# start of Exercise input

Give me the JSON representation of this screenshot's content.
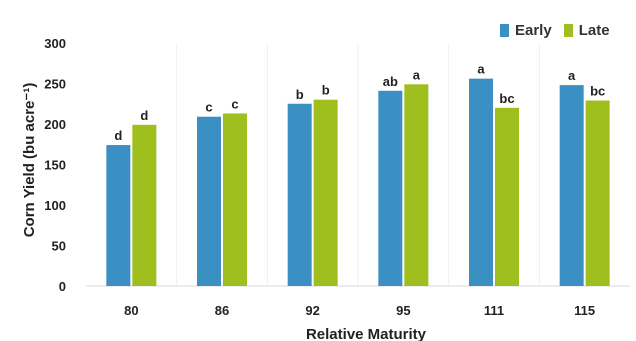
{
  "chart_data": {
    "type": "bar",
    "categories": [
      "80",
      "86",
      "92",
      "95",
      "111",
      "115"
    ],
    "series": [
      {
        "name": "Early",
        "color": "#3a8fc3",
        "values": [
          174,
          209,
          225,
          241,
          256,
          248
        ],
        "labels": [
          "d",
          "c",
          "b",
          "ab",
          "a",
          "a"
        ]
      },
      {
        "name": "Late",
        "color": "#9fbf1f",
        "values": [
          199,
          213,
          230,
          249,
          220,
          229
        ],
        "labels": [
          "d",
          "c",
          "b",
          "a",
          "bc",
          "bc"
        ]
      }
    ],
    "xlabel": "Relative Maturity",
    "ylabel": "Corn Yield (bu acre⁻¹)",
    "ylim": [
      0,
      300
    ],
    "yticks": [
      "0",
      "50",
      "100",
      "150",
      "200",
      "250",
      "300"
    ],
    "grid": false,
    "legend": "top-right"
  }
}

# end of Exercise input
# start of Exercise input

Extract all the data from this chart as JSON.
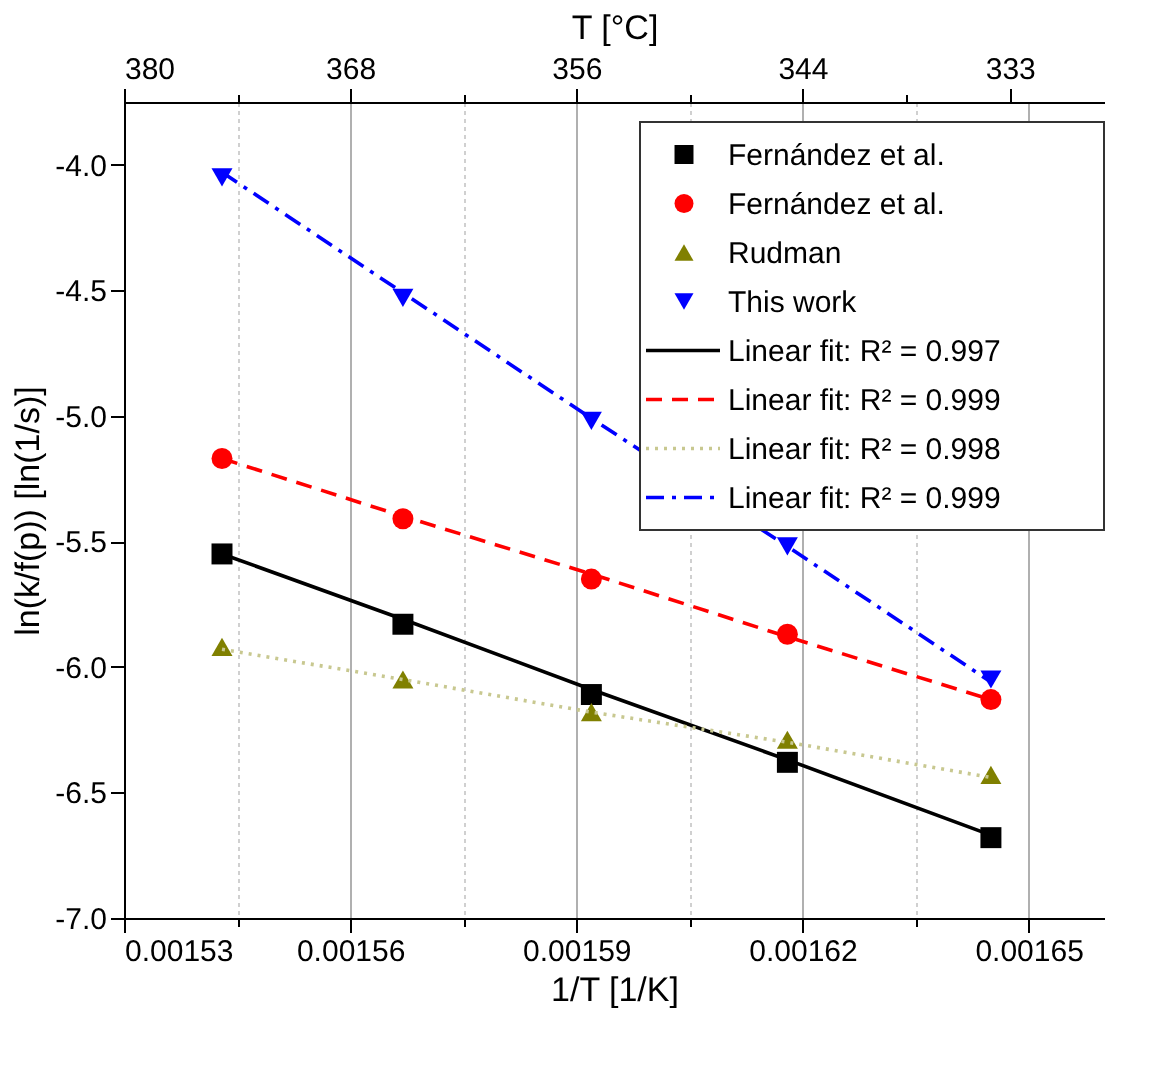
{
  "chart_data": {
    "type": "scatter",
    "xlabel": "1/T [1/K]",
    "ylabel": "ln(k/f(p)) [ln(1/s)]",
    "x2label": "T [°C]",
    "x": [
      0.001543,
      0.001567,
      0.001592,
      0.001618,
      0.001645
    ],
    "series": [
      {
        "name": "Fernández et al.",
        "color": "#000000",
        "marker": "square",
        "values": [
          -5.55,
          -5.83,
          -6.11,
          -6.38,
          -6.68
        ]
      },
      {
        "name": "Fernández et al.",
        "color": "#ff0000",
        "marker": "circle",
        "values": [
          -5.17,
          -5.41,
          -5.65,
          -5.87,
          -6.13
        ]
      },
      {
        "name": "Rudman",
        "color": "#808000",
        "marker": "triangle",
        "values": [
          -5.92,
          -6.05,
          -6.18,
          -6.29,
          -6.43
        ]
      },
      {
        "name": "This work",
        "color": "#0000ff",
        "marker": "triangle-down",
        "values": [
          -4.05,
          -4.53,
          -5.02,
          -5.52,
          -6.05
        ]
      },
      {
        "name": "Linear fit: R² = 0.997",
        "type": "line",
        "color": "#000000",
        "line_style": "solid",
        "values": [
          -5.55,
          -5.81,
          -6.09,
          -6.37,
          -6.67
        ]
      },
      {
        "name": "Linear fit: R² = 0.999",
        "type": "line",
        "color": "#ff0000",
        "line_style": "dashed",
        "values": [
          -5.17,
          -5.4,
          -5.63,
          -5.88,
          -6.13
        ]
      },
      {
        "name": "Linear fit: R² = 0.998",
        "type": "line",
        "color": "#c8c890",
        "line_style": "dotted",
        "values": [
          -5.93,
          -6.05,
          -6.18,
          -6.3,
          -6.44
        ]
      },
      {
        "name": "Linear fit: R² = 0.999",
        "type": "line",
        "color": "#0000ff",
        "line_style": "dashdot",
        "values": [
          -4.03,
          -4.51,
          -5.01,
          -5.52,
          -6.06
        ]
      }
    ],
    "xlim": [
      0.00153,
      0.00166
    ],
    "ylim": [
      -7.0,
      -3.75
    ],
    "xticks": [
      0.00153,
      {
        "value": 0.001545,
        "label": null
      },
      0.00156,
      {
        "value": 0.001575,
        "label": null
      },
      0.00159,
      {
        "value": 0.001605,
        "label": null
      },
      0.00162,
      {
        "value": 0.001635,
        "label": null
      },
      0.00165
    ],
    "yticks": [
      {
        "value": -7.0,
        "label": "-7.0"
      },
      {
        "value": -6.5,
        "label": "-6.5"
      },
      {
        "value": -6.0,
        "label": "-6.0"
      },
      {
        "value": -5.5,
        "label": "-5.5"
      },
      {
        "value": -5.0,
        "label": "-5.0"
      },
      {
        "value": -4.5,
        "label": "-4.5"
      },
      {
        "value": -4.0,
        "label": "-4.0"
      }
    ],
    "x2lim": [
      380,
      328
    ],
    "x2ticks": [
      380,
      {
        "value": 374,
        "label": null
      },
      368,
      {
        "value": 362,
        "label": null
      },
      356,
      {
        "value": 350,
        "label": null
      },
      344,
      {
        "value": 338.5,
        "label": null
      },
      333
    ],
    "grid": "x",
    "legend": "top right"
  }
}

# end of Exercise input

* Set task: Consider the entries above and return each line with the string "xlabel".

* Task answer:
    "xlabel": "Relative Maturity",
    "xlabel": "1/T [1/K]",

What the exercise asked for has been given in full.